◆ **Your task**
Please quote every line word for word.

◆ **Available data**
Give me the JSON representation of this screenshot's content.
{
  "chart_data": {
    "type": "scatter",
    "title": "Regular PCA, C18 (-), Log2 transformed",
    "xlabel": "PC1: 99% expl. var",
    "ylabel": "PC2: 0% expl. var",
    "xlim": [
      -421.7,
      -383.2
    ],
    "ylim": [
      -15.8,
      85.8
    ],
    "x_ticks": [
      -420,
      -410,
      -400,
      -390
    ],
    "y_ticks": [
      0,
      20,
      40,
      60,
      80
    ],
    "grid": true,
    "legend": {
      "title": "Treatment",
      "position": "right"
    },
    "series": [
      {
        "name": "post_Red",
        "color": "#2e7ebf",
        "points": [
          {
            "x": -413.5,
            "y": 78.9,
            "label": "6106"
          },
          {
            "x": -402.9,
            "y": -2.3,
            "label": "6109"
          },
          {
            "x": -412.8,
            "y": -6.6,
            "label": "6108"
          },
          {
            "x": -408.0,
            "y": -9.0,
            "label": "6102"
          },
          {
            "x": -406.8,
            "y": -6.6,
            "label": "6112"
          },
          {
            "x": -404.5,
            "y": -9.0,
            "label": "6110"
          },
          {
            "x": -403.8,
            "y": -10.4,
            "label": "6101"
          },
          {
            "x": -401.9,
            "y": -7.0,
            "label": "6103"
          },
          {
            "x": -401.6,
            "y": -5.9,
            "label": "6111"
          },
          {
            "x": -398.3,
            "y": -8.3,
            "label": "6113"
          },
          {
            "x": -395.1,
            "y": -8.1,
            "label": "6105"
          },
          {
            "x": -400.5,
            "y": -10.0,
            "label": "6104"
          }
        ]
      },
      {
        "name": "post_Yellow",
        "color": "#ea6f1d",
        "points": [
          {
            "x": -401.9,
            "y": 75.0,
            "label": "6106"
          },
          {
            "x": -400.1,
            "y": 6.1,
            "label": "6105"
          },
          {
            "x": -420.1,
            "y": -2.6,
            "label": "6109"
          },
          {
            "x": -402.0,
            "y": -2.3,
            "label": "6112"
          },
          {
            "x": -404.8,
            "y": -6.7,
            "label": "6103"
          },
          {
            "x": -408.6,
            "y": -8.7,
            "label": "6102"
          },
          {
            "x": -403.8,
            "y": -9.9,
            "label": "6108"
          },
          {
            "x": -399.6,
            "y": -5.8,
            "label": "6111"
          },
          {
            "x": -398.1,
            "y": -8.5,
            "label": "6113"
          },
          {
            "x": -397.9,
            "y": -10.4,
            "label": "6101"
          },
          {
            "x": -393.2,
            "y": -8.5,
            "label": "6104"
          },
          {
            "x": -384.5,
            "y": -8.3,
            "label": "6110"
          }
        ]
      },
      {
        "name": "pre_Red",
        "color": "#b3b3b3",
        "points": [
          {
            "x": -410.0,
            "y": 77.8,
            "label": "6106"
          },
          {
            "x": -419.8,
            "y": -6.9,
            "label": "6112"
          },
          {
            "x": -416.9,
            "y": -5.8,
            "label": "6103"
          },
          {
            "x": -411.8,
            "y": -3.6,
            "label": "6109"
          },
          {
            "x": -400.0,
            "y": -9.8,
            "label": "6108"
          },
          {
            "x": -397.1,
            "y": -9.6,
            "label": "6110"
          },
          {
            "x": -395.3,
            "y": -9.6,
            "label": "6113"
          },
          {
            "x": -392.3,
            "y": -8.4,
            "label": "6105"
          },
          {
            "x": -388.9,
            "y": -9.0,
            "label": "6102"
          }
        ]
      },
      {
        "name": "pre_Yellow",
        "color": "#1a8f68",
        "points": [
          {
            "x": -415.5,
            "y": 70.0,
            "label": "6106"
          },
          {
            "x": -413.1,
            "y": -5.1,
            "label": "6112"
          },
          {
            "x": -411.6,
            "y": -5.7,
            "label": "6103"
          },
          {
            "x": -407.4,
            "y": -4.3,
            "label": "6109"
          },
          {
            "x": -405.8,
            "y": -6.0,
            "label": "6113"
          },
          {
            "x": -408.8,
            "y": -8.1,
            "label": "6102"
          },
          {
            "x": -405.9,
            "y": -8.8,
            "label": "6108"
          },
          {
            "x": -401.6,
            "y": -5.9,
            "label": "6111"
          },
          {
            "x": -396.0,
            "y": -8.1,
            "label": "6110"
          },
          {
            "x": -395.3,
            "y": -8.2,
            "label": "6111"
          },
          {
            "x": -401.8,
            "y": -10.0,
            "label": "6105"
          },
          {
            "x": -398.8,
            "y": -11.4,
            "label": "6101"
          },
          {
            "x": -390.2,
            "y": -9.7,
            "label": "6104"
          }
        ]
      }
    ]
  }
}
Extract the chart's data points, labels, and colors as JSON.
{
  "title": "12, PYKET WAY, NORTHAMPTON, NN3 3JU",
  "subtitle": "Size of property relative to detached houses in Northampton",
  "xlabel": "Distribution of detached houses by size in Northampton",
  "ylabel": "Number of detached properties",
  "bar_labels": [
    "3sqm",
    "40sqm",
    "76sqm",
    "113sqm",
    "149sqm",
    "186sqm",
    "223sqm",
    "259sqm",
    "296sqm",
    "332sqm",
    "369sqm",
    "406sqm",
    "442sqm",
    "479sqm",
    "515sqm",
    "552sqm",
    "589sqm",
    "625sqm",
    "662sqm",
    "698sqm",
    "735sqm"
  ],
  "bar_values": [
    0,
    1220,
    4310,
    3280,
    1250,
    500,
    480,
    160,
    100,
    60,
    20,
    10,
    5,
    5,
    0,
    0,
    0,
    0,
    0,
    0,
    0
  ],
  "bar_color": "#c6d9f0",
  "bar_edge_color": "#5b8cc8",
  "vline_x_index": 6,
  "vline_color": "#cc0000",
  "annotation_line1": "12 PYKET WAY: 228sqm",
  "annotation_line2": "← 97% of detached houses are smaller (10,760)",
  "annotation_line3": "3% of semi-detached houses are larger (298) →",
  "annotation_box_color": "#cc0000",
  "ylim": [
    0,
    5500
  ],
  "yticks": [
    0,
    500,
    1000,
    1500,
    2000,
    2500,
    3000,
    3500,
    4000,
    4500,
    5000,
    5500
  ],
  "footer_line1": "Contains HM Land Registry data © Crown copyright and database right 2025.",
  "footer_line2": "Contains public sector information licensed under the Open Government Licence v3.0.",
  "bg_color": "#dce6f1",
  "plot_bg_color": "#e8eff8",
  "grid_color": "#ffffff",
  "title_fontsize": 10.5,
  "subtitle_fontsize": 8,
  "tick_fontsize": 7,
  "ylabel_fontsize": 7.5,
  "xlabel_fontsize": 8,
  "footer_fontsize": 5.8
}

◆ **Solution to the problem**
Give me the JSON representation of this screenshot's content.
{
  "chart_data": {
    "type": "scatter",
    "title": "Regular PCA, C18 (-), Log2 transformed",
    "xlabel": "PC1: 99% expl. var",
    "ylabel": "PC2: 0% expl. var",
    "xlim": [
      -421.7,
      -383.2
    ],
    "ylim": [
      -15.8,
      85.8
    ],
    "x_ticks": [
      -420,
      -410,
      -400,
      -390
    ],
    "y_ticks": [
      0,
      20,
      40,
      60,
      80
    ],
    "grid": true,
    "legend": {
      "title": "Treatment",
      "position": "right"
    },
    "series": [
      {
        "name": "post_Red",
        "color": "#2e7ebf",
        "points": [
          {
            "x": -413.5,
            "y": 78.9,
            "label": "6106"
          },
          {
            "x": -402.9,
            "y": -2.3,
            "label": "6109"
          },
          {
            "x": -412.8,
            "y": -6.6,
            "label": "6108"
          },
          {
            "x": -408.0,
            "y": -9.0,
            "label": "6102"
          },
          {
            "x": -406.8,
            "y": -6.6,
            "label": "6112"
          },
          {
            "x": -404.5,
            "y": -9.0,
            "label": "6110"
          },
          {
            "x": -403.8,
            "y": -10.4,
            "label": "6101"
          },
          {
            "x": -401.9,
            "y": -7.0,
            "label": "6103"
          },
          {
            "x": -401.6,
            "y": -5.9,
            "label": "6111"
          },
          {
            "x": -398.3,
            "y": -8.3,
            "label": "6113"
          },
          {
            "x": -395.1,
            "y": -8.1,
            "label": "6105"
          },
          {
            "x": -400.5,
            "y": -10.0,
            "label": "6104"
          }
        ]
      },
      {
        "name": "post_Yellow",
        "color": "#ea6f1d",
        "points": [
          {
            "x": -401.9,
            "y": 75.0,
            "label": "6106"
          },
          {
            "x": -400.1,
            "y": 6.1,
            "label": "6105"
          },
          {
            "x": -420.1,
            "y": -2.6,
            "label": "6109"
          },
          {
            "x": -402.0,
            "y": -2.3,
            "label": "6112"
          },
          {
            "x": -404.8,
            "y": -6.7,
            "label": "6103"
          },
          {
            "x": -408.6,
            "y": -8.7,
            "label": "6102"
          },
          {
            "x": -403.8,
            "y": -9.9,
            "label": "6108"
          },
          {
            "x": -399.6,
            "y": -5.8,
            "label": "6111"
          },
          {
            "x": -398.1,
            "y": -8.5,
            "label": "6113"
          },
          {
            "x": -397.9,
            "y": -10.4,
            "label": "6101"
          },
          {
            "x": -393.2,
            "y": -8.5,
            "label": "6104"
          },
          {
            "x": -384.5,
            "y": -8.3,
            "label": "6110"
          }
        ]
      },
      {
        "name": "pre_Red",
        "color": "#b3b3b3",
        "points": [
          {
            "x": -410.0,
            "y": 77.8,
            "label": "6106"
          },
          {
            "x": -419.8,
            "y": -6.9,
            "label": "6112"
          },
          {
            "x": -416.9,
            "y": -5.8,
            "label": "6103"
          },
          {
            "x": -411.8,
            "y": -3.6,
            "label": "6109"
          },
          {
            "x": -400.0,
            "y": -9.8,
            "label": "6108"
          },
          {
            "x": -397.1,
            "y": -9.6,
            "label": "6110"
          },
          {
            "x": -395.3,
            "y": -9.6,
            "label": "6113"
          },
          {
            "x": -392.3,
            "y": -8.4,
            "label": "6105"
          },
          {
            "x": -388.9,
            "y": -9.0,
            "label": "6102"
          }
        ]
      },
      {
        "name": "pre_Yellow",
        "color": "#1a8f68",
        "points": [
          {
            "x": -415.5,
            "y": 70.0,
            "label": "6106"
          },
          {
            "x": -413.1,
            "y": -5.1,
            "label": "6112"
          },
          {
            "x": -411.6,
            "y": -5.7,
            "label": "6103"
          },
          {
            "x": -407.4,
            "y": -4.3,
            "label": "6109"
          },
          {
            "x": -405.8,
            "y": -6.0,
            "label": "6113"
          },
          {
            "x": -408.8,
            "y": -8.1,
            "label": "6102"
          },
          {
            "x": -405.9,
            "y": -8.8,
            "label": "6108"
          },
          {
            "x": -401.6,
            "y": -5.9,
            "label": "6111"
          },
          {
            "x": -396.0,
            "y": -8.1,
            "label": "6110"
          },
          {
            "x": -395.3,
            "y": -8.2,
            "label": "6111"
          },
          {
            "x": -401.8,
            "y": -10.0,
            "label": "6105"
          },
          {
            "x": -398.8,
            "y": -11.4,
            "label": "6101"
          },
          {
            "x": -390.2,
            "y": -9.7,
            "label": "6104"
          }
        ]
      }
    ]
  }
}
Extract the chart's data points, labels, and colors as JSON.
{
  "title": "12, PYKET WAY, NORTHAMPTON, NN3 3JU",
  "subtitle": "Size of property relative to detached houses in Northampton",
  "xlabel": "Distribution of detached houses by size in Northampton",
  "ylabel": "Number of detached properties",
  "bar_labels": [
    "3sqm",
    "40sqm",
    "76sqm",
    "113sqm",
    "149sqm",
    "186sqm",
    "223sqm",
    "259sqm",
    "296sqm",
    "332sqm",
    "369sqm",
    "406sqm",
    "442sqm",
    "479sqm",
    "515sqm",
    "552sqm",
    "589sqm",
    "625sqm",
    "662sqm",
    "698sqm",
    "735sqm"
  ],
  "bar_values": [
    0,
    1220,
    4310,
    3280,
    1250,
    500,
    480,
    160,
    100,
    60,
    20,
    10,
    5,
    5,
    0,
    0,
    0,
    0,
    0,
    0,
    0
  ],
  "bar_color": "#c6d9f0",
  "bar_edge_color": "#5b8cc8",
  "vline_x_index": 6,
  "vline_color": "#cc0000",
  "annotation_line1": "12 PYKET WAY: 228sqm",
  "annotation_line2": "← 97% of detached houses are smaller (10,760)",
  "annotation_line3": "3% of semi-detached houses are larger (298) →",
  "annotation_box_color": "#cc0000",
  "ylim": [
    0,
    5500
  ],
  "yticks": [
    0,
    500,
    1000,
    1500,
    2000,
    2500,
    3000,
    3500,
    4000,
    4500,
    5000,
    5500
  ],
  "footer_line1": "Contains HM Land Registry data © Crown copyright and database right 2025.",
  "footer_line2": "Contains public sector information licensed under the Open Government Licence v3.0.",
  "bg_color": "#dce6f1",
  "plot_bg_color": "#e8eff8",
  "grid_color": "#ffffff",
  "title_fontsize": 10.5,
  "subtitle_fontsize": 8,
  "tick_fontsize": 7,
  "ylabel_fontsize": 7.5,
  "xlabel_fontsize": 8,
  "footer_fontsize": 5.8
}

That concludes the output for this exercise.